Records from a dataset
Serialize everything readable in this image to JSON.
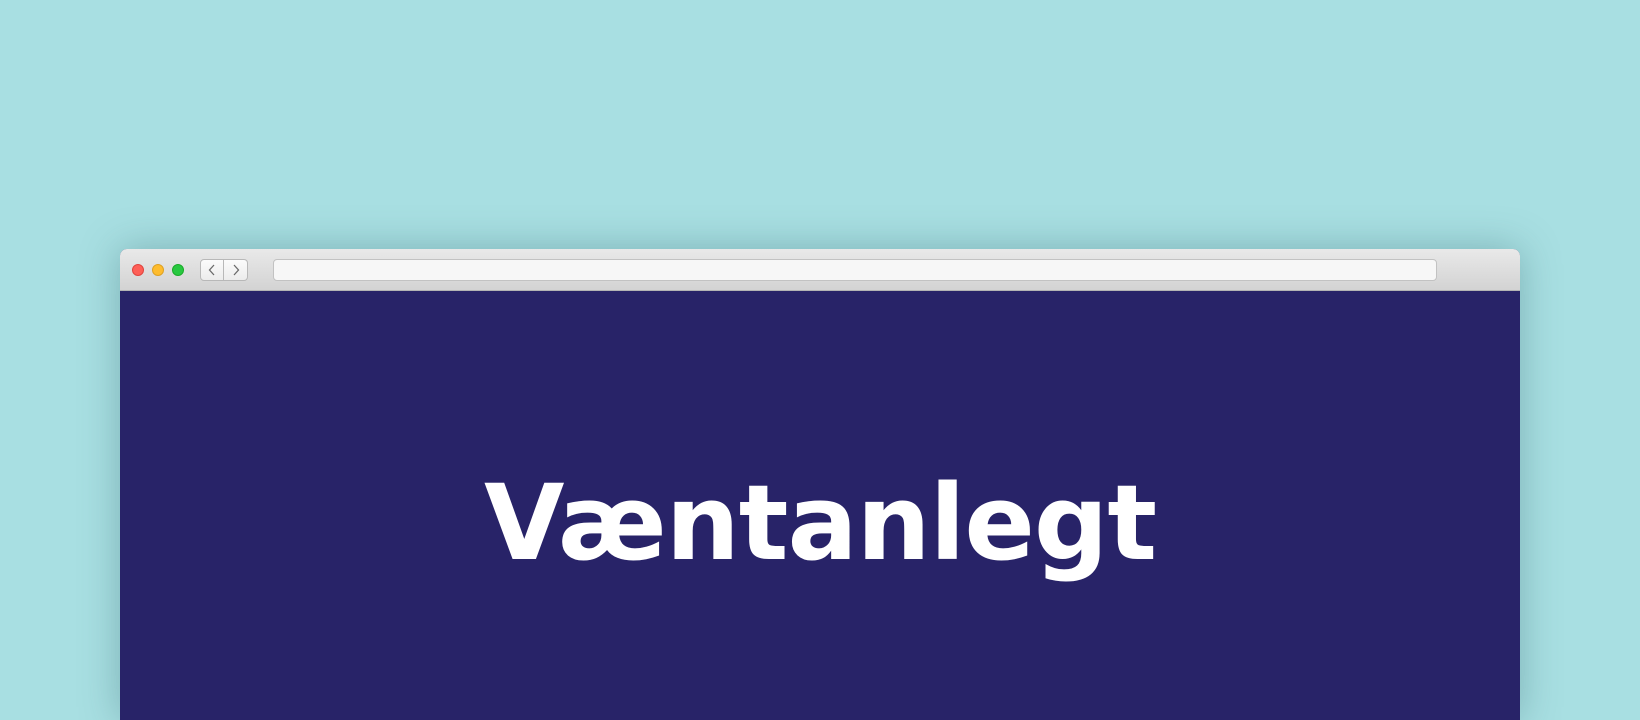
{
  "browser": {
    "address_bar": {
      "value": "",
      "placeholder": ""
    },
    "buttons": {
      "back_icon": "chevron-left-icon",
      "forward_icon": "chevron-right-icon"
    },
    "traffic_lights": {
      "close_color": "#fe5f57",
      "minimize_color": "#febc2e",
      "maximize_color": "#28c840"
    }
  },
  "page": {
    "background_color": "#282368",
    "title": "Væntanlegt",
    "title_color": "#ffffff"
  },
  "backdrop_color": "#a8dfe2"
}
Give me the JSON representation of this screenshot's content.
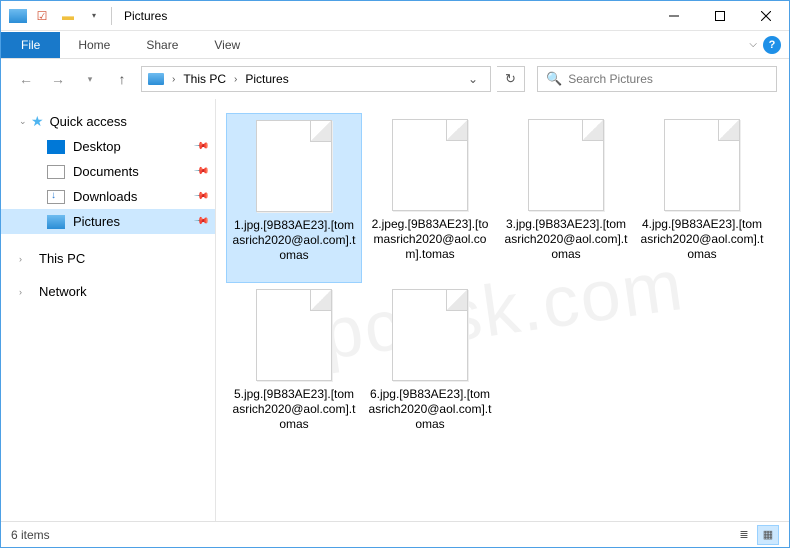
{
  "window": {
    "title": "Pictures"
  },
  "ribbon": {
    "file": "File",
    "tabs": [
      "Home",
      "Share",
      "View"
    ]
  },
  "address": {
    "crumbs": [
      "This PC",
      "Pictures"
    ],
    "search_placeholder": "Search Pictures"
  },
  "nav": {
    "quick_access": "Quick access",
    "items": [
      {
        "label": "Desktop",
        "icon": "desktop",
        "pinned": true
      },
      {
        "label": "Documents",
        "icon": "docs",
        "pinned": true
      },
      {
        "label": "Downloads",
        "icon": "down",
        "pinned": true
      },
      {
        "label": "Pictures",
        "icon": "pics",
        "pinned": true,
        "selected": true
      }
    ],
    "this_pc": "This PC",
    "network": "Network"
  },
  "files": [
    {
      "name": "1.jpg.[9B83AE23].[tomasrich2020@aol.com].tomas",
      "selected": true
    },
    {
      "name": "2.jpeg.[9B83AE23].[tomasrich2020@aol.com].tomas"
    },
    {
      "name": "3.jpg.[9B83AE23].[tomasrich2020@aol.com].tomas"
    },
    {
      "name": "4.jpg.[9B83AE23].[tomasrich2020@aol.com].tomas"
    },
    {
      "name": "5.jpg.[9B83AE23].[tomasrich2020@aol.com].tomas"
    },
    {
      "name": "6.jpg.[9B83AE23].[tomasrich2020@aol.com].tomas"
    }
  ],
  "status": {
    "count": "6 items"
  },
  "watermark": "pcrisk.com"
}
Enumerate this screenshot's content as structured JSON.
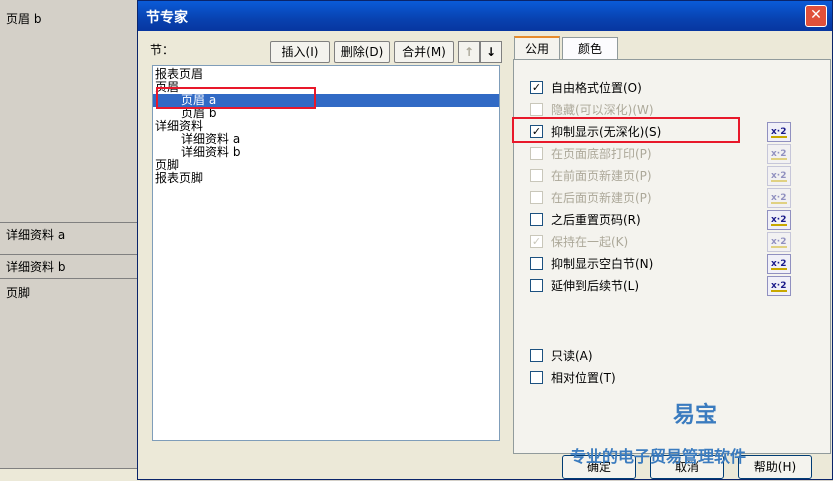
{
  "background": {
    "sections": [
      "页眉 b",
      "详细资料 a",
      "详细资料 b",
      "页脚"
    ]
  },
  "dialog": {
    "title": "节专家",
    "close_glyph": "✕",
    "sections_label": "节：",
    "buttons": {
      "insert": "插入(I)",
      "delete": "删除(D)",
      "merge": "合并(M)"
    },
    "tree": [
      {
        "label": "报表页眉",
        "indent": 0
      },
      {
        "label": "页眉",
        "indent": 0
      },
      {
        "label": "页眉 a",
        "indent": 2,
        "selected": true
      },
      {
        "label": "页眉 b",
        "indent": 2
      },
      {
        "label": "详细资料",
        "indent": 0
      },
      {
        "label": "详细资料 a",
        "indent": 2
      },
      {
        "label": "详细资料 b",
        "indent": 2
      },
      {
        "label": "页脚",
        "indent": 0
      },
      {
        "label": "报表页脚",
        "indent": 0
      }
    ],
    "tabs": [
      "公用",
      "颜色"
    ],
    "active_tab": "公用",
    "options": [
      {
        "label": "自由格式位置(O)",
        "checked": true,
        "enabled": true,
        "formula": false
      },
      {
        "label": "隐藏(可以深化)(W)",
        "checked": false,
        "enabled": false,
        "formula": false
      },
      {
        "label": "抑制显示(无深化)(S)",
        "checked": true,
        "enabled": true,
        "formula": true
      },
      {
        "label": "在页面底部打印(P)",
        "checked": false,
        "enabled": false,
        "formula": "disabled"
      },
      {
        "label": "在前面页新建页(P)",
        "checked": false,
        "enabled": false,
        "formula": "disabled"
      },
      {
        "label": "在后面页新建页(P)",
        "checked": false,
        "enabled": false,
        "formula": "disabled"
      },
      {
        "label": "之后重置页码(R)",
        "checked": false,
        "enabled": true,
        "formula": true
      },
      {
        "label": "保持在一起(K)",
        "checked": true,
        "enabled": false,
        "formula": "disabled"
      },
      {
        "label": "抑制显示空白节(N)",
        "checked": false,
        "enabled": true,
        "formula": true
      },
      {
        "label": "延伸到后续节(L)",
        "checked": false,
        "enabled": true,
        "formula": true
      },
      {
        "label": "只读(A)",
        "checked": false,
        "enabled": true,
        "formula": false
      },
      {
        "label": "相对位置(T)",
        "checked": false,
        "enabled": true,
        "formula": false
      }
    ],
    "formula_icon": "x-2",
    "footer": {
      "ok": "确定",
      "cancel": "取消",
      "help": "帮助(H)"
    }
  },
  "watermark": {
    "line1": "易宝",
    "line2": "专业的电子贸易管理软件"
  },
  "colors": {
    "title_bar": "#0842b0",
    "selection": "#316ac5",
    "highlight_box": "#e8182a",
    "watermark": "#3a7bbf"
  }
}
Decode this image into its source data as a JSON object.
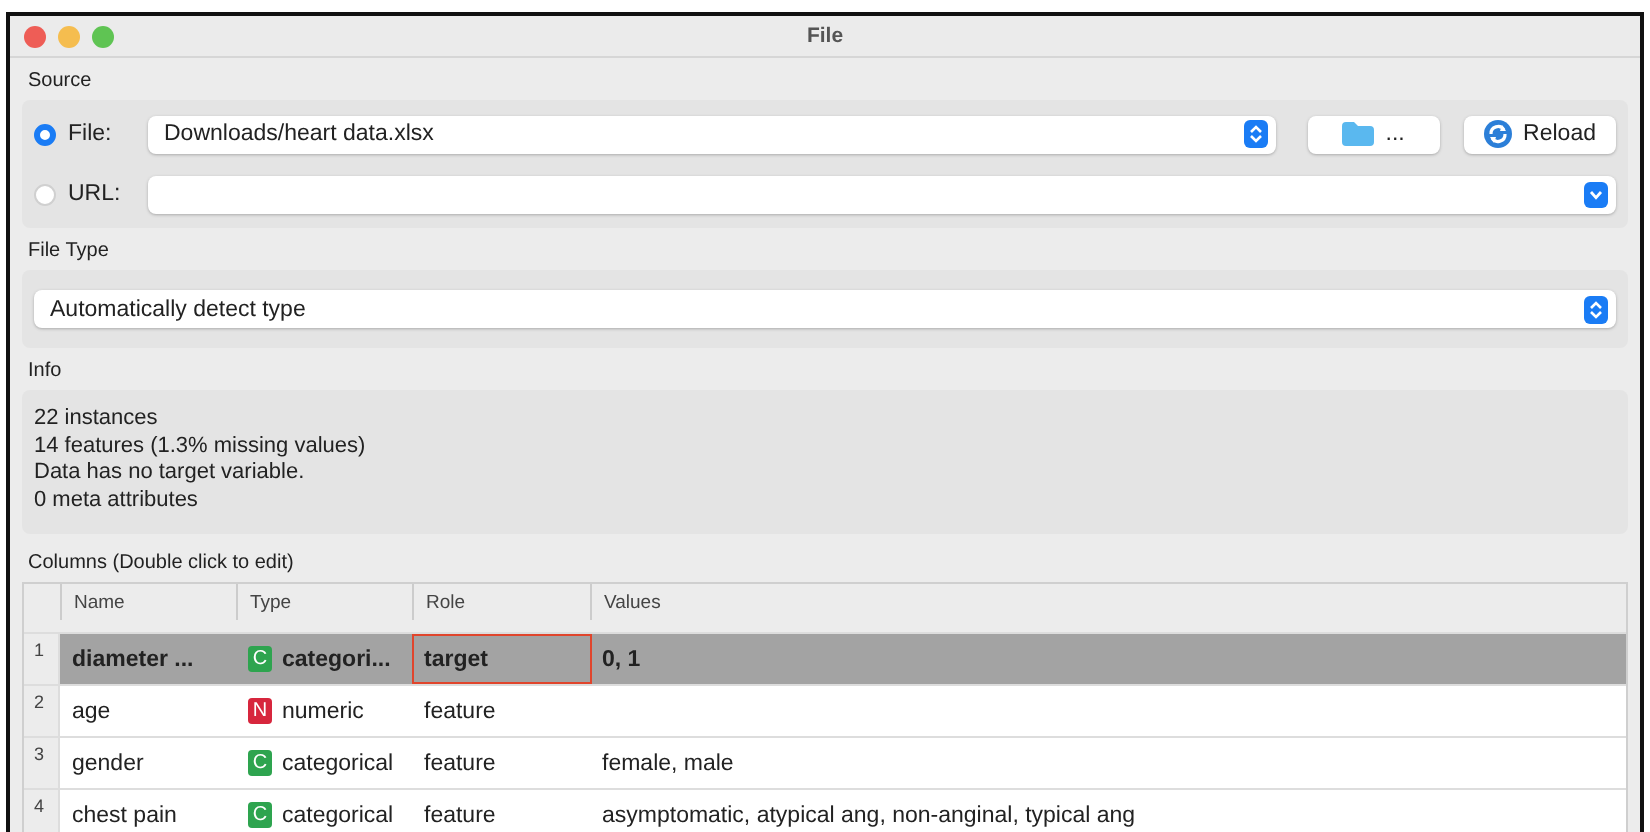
{
  "window": {
    "title": "File"
  },
  "source": {
    "label": "Source",
    "options": [
      {
        "label": "File:",
        "selected": true,
        "value": "Downloads/heart data.xlsx",
        "kind": "stepper"
      },
      {
        "label": "URL:",
        "selected": false,
        "kind": "dropdown"
      }
    ],
    "browse_button": "...",
    "reload_button": "Reload"
  },
  "file_type": {
    "label": "File Type",
    "value": "Automatically detect type"
  },
  "info": {
    "label": "Info",
    "lines": [
      "22 instances",
      "14 features (1.3% missing values)",
      "Data has no target variable.",
      "0 meta attributes"
    ]
  },
  "columns": {
    "label": "Columns (Double click to edit)",
    "headers": [
      "Name",
      "Type",
      "Role",
      "Values"
    ],
    "rows": [
      {
        "number": "1",
        "name": "diameter ...",
        "badge": "C",
        "color": "#2ea44f",
        "type": "categori...",
        "role": "target",
        "values": "0, 1",
        "selected": true,
        "role_highlighted": true
      },
      {
        "number": "2",
        "name": "age",
        "badge": "N",
        "color": "#d7263d",
        "type": "numeric",
        "role": "feature",
        "selected": false,
        "role_highlighted": false
      },
      {
        "number": "3",
        "name": "gender",
        "badge": "C",
        "color": "#2ea44f",
        "type": "categorical",
        "role": "feature",
        "values": "female, male",
        "selected": false,
        "role_highlighted": false
      },
      {
        "number": "4",
        "name": "chest pain",
        "badge": "C",
        "color": "#2ea44f",
        "type": "categorical",
        "role": "feature",
        "values": "asymptomatic, atypical ang, non-anginal, typical ang",
        "selected": false,
        "role_highlighted": false
      }
    ]
  }
}
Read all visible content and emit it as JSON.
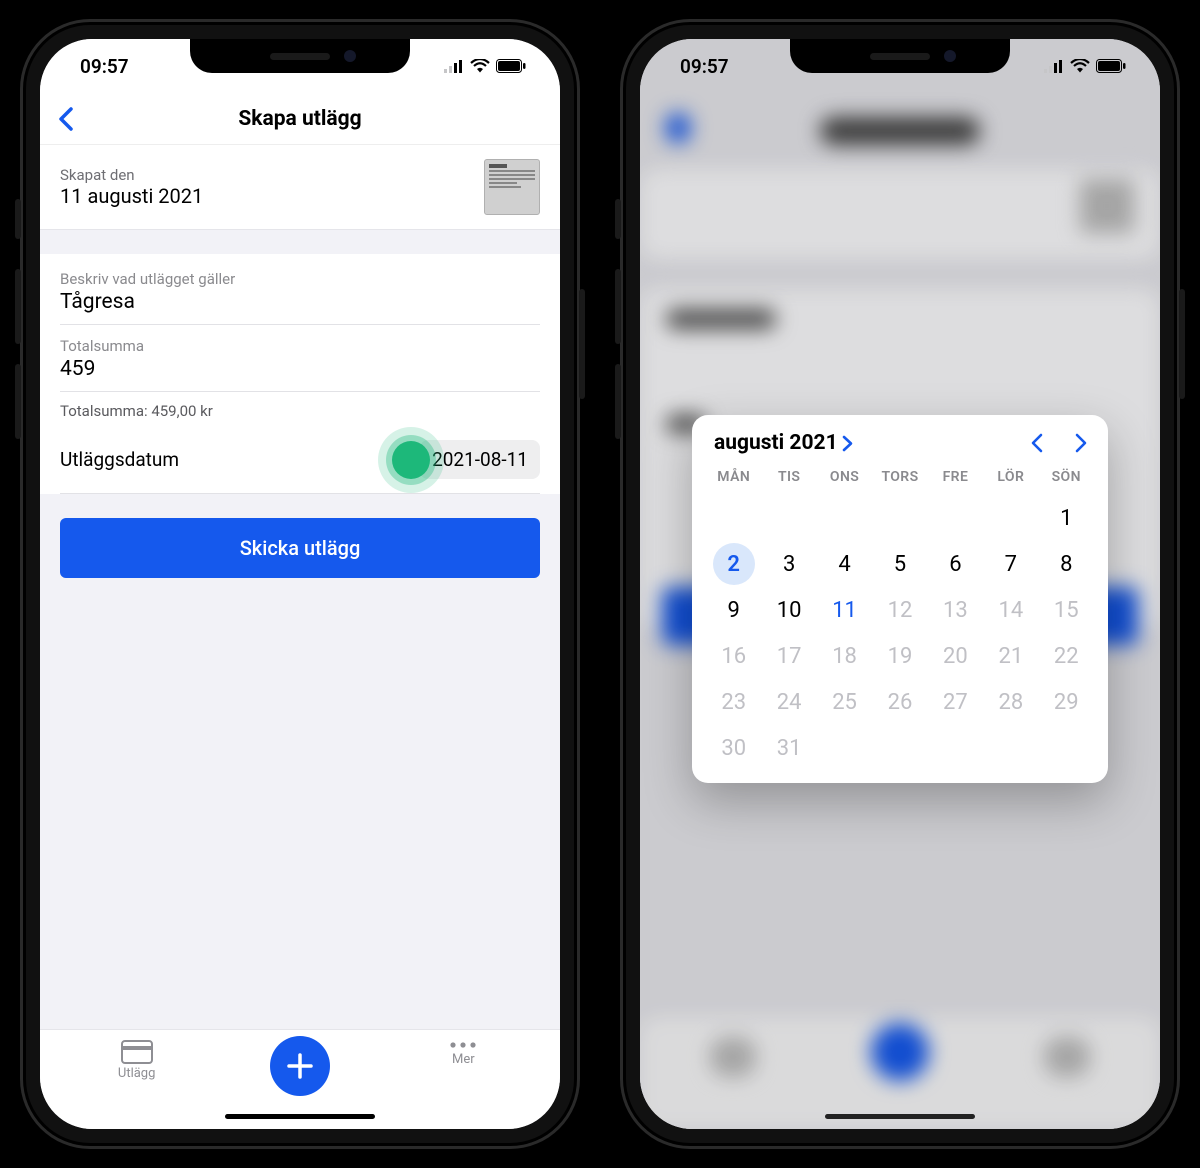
{
  "status": {
    "time": "09:57"
  },
  "phone1": {
    "nav_title": "Skapa utlägg",
    "created_label": "Skapat den",
    "created_value": "11 augusti 2021",
    "desc_label": "Beskriv vad utlägget gäller",
    "desc_value": "Tågresa",
    "total_label": "Totalsumma",
    "total_value": "459",
    "total_helper": "Totalsumma: 459,00 kr",
    "date_label": "Utläggsdatum",
    "date_value": "2021-08-11",
    "submit": "Skicka utlägg",
    "tab_expenses": "Utlägg",
    "tab_more": "Mer"
  },
  "picker": {
    "title": "augusti 2021",
    "dow": [
      "MÅN",
      "TIS",
      "ONS",
      "TORS",
      "FRE",
      "LÖR",
      "SÖN"
    ],
    "offset": 6,
    "last_day": 31,
    "selected": 2,
    "today": 11,
    "disabled_from": 12
  }
}
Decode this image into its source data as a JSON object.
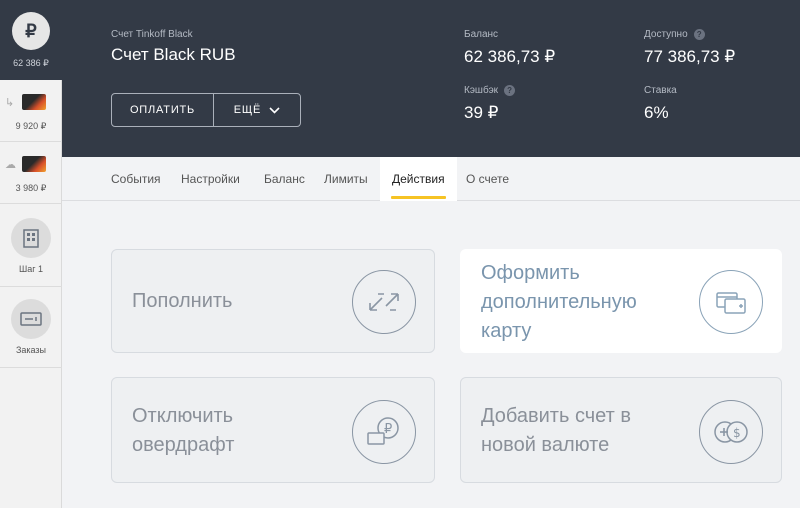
{
  "sidebar": {
    "account_amount": "62 386 ₽",
    "account_icon": "ruble-sign-icon",
    "card1_amount": "9 920 ₽",
    "card2_amount": "3 980 ₽",
    "nav": [
      {
        "label": "Шаг 1",
        "icon": "building-icon"
      },
      {
        "label": "Заказы",
        "icon": "ticket-icon"
      }
    ]
  },
  "header": {
    "account_subtitle": "Счет Tinkoff Black",
    "account_title": "Счет Black RUB",
    "pay_button": "ОПЛАТИТЬ",
    "more_button": "ЕЩЁ",
    "balance_label": "Баланс",
    "balance_value": "62 386,73 ₽",
    "available_label": "Доступно",
    "available_value": "77 386,73 ₽",
    "cashback_label": "Кэшбэк",
    "cashback_value": "39 ₽",
    "rate_label": "Ставка",
    "rate_value": "6%"
  },
  "tabs": {
    "items": [
      "События",
      "Настройки",
      "Баланс",
      "Лимиты",
      "Действия",
      "О счете"
    ],
    "active": "Действия"
  },
  "cards": [
    {
      "text": "Пополнить",
      "icon": "transfer-arrows-icon"
    },
    {
      "text": "Оформить дополнительную карту",
      "icon": "add-card-icon"
    },
    {
      "text": "Отключить овердрафт",
      "icon": "ruble-coin-card-icon"
    },
    {
      "text": "Добавить счет в новой валюте",
      "icon": "add-currency-icon"
    }
  ],
  "colors": {
    "header_bg": "#333a46",
    "accent_tab": "#f6c324"
  }
}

# Short exercise
Return each line where "chevron" shows up.

# Task answer
      "back_icon": "chevron-left-icon",
      "forward_icon": "chevron-right-icon"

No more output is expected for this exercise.